Copy out each line of the material in which the word "caption" appears.
###
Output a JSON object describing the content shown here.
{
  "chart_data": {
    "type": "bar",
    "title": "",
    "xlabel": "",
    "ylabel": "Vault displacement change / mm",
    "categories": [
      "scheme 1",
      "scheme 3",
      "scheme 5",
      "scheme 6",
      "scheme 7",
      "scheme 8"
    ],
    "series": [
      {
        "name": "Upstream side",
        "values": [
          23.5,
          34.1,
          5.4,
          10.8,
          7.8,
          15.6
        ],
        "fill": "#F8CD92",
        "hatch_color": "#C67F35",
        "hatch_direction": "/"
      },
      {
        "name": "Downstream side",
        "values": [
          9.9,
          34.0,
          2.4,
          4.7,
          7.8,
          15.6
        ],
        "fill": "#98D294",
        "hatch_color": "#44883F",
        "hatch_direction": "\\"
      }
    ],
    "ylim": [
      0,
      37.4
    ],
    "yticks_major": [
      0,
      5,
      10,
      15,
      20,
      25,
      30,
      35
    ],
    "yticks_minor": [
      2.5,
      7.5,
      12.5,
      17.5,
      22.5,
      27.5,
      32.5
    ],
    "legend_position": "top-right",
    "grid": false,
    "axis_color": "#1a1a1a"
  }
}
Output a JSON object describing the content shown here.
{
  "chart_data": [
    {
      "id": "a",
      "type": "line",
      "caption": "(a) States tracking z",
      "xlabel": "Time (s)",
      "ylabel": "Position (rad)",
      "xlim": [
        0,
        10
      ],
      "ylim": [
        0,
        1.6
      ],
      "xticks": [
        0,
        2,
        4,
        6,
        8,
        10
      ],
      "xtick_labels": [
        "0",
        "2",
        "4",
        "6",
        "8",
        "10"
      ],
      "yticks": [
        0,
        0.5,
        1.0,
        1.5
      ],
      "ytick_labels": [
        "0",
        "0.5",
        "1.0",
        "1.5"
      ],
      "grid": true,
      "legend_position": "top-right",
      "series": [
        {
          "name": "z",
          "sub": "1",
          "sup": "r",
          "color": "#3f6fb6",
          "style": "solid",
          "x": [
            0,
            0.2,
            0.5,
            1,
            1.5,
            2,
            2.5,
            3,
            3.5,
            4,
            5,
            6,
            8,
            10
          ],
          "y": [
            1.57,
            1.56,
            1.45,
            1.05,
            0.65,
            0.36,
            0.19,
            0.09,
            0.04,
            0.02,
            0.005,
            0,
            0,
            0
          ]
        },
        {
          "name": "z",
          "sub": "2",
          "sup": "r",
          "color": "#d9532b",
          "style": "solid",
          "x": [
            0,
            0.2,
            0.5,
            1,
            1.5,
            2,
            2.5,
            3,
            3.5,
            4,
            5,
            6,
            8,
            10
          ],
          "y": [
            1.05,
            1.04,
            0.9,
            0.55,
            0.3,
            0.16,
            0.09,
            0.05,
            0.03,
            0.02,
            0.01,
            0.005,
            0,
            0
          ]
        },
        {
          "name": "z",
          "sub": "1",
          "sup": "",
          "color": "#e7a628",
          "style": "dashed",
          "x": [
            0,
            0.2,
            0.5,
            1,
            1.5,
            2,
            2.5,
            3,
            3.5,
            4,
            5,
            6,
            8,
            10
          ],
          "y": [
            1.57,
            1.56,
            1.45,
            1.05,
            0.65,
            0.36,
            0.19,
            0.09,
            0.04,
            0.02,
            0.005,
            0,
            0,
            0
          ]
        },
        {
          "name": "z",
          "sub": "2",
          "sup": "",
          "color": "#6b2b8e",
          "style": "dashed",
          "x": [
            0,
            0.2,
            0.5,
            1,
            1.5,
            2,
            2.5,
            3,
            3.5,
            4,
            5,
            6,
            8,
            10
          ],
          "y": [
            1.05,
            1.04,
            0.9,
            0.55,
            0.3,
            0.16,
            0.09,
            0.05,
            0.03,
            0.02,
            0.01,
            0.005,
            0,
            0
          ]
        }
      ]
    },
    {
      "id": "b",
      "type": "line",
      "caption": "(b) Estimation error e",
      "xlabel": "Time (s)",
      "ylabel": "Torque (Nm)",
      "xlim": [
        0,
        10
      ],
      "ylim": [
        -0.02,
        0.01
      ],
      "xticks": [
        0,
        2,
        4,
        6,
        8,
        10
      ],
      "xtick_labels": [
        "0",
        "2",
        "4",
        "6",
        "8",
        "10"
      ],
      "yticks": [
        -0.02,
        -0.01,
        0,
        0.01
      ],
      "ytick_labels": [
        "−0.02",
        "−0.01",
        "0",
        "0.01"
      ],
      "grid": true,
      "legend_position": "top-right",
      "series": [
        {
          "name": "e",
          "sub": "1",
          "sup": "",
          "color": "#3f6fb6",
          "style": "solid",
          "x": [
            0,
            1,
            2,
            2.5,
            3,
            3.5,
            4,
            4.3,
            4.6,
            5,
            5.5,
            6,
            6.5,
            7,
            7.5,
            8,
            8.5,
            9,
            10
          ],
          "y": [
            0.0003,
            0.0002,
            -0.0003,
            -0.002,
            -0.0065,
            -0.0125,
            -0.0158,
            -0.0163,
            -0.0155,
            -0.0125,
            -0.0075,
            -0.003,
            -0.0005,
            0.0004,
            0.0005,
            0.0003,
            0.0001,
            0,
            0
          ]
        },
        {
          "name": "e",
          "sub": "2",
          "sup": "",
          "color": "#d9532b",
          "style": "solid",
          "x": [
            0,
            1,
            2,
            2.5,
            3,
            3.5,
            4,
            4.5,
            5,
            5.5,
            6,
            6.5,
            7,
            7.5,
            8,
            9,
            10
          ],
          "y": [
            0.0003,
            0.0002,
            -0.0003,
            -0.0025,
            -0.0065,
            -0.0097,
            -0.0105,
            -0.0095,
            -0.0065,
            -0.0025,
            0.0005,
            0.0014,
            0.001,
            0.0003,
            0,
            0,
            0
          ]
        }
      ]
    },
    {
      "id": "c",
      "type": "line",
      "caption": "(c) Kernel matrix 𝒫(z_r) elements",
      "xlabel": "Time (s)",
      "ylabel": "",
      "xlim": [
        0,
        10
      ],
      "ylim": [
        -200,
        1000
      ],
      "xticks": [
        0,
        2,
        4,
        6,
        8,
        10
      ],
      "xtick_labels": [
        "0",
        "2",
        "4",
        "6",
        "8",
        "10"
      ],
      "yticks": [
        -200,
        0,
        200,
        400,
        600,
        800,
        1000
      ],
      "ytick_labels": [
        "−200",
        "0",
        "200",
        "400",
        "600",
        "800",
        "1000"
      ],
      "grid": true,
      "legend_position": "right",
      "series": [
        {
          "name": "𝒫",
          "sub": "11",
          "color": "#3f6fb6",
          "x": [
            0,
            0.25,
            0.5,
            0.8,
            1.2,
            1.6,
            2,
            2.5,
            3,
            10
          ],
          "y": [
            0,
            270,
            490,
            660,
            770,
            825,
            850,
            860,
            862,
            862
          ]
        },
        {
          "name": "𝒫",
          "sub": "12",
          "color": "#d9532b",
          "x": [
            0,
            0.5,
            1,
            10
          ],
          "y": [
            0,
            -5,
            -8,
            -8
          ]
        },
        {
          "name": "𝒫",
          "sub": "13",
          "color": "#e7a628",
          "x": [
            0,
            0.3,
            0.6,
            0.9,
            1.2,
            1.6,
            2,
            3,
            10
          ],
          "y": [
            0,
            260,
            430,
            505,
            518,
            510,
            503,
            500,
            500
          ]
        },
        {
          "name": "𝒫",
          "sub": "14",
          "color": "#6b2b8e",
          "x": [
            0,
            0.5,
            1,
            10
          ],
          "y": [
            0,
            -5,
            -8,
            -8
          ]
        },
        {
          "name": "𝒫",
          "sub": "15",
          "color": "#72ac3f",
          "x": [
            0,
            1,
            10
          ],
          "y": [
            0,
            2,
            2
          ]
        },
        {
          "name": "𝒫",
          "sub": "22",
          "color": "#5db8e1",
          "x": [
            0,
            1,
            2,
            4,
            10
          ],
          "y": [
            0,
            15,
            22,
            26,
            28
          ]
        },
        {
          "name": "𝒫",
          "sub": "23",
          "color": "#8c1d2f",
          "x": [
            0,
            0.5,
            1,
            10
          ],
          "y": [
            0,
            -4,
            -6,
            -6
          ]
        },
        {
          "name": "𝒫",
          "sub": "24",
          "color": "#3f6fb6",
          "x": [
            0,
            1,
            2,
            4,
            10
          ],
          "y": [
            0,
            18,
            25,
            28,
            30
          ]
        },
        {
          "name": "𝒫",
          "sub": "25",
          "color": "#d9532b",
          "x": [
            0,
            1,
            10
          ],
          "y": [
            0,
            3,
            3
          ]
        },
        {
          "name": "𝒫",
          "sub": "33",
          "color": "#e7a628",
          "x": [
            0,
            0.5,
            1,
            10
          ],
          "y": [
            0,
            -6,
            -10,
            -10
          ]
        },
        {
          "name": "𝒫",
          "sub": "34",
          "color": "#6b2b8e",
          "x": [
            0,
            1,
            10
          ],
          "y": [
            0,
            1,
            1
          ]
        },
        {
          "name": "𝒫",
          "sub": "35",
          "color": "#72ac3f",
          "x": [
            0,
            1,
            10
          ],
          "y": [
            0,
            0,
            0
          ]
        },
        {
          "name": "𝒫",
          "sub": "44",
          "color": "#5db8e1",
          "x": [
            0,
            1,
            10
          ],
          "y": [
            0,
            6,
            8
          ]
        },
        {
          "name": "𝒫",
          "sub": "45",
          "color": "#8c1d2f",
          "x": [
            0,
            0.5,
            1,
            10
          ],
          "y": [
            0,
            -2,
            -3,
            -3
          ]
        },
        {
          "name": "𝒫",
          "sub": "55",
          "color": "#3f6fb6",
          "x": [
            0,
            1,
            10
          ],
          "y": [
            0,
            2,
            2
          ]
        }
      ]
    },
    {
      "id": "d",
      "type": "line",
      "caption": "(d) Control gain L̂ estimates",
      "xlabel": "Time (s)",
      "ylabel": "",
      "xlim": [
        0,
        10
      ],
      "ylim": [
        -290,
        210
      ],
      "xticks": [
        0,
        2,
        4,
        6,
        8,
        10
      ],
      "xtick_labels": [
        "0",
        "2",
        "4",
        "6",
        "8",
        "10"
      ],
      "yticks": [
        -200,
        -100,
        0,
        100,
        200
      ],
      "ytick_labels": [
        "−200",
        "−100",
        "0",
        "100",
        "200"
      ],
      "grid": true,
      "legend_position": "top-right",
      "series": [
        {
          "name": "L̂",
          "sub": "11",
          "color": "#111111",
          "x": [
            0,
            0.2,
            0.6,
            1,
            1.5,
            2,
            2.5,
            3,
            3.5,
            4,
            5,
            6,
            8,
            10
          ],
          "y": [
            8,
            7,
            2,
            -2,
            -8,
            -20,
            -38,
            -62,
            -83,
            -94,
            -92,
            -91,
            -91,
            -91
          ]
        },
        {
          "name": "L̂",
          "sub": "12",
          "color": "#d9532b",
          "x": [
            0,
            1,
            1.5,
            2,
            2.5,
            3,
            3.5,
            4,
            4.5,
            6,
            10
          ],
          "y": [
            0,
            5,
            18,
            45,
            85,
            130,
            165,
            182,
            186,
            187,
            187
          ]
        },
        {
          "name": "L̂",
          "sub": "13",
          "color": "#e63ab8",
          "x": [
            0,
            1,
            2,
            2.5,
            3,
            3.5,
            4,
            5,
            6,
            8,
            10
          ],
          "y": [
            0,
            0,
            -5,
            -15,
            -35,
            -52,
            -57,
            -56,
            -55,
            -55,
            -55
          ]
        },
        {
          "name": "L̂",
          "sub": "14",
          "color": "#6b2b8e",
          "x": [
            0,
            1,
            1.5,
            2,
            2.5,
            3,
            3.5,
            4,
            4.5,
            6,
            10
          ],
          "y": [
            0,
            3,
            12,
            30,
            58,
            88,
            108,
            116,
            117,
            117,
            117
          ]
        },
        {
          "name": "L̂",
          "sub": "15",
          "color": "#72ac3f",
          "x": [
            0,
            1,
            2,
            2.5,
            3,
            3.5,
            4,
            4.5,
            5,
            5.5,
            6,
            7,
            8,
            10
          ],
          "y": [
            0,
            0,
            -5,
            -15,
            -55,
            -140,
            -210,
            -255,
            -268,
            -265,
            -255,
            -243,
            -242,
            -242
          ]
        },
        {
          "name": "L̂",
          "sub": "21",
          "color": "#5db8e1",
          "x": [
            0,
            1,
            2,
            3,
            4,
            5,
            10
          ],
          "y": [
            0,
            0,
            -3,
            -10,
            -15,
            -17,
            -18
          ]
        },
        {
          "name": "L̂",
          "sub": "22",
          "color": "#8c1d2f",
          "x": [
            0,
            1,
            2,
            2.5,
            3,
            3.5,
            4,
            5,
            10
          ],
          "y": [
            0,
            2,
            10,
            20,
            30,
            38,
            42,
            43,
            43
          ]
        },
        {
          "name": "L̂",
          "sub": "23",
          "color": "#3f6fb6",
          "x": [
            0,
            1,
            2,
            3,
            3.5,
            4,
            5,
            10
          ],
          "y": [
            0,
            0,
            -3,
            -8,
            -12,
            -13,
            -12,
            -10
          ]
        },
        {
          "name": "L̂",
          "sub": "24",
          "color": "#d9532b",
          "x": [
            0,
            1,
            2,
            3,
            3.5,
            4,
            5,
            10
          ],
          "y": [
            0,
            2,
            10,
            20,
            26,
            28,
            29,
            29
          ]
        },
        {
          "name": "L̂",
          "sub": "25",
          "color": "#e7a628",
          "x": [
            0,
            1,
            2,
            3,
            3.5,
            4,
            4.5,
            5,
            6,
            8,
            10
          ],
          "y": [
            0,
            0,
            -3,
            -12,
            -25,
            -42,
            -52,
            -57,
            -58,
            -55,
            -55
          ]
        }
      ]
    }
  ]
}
###
* **RESPONSE TO THIS EXERCISE**
      "caption": "(a) States tracking z",
      "caption": "(b) Estimation error e",
      "caption": "(c) Kernel matrix 𝒫(z_r) elements",
      "caption": "(d) Control gain L̂ estimates",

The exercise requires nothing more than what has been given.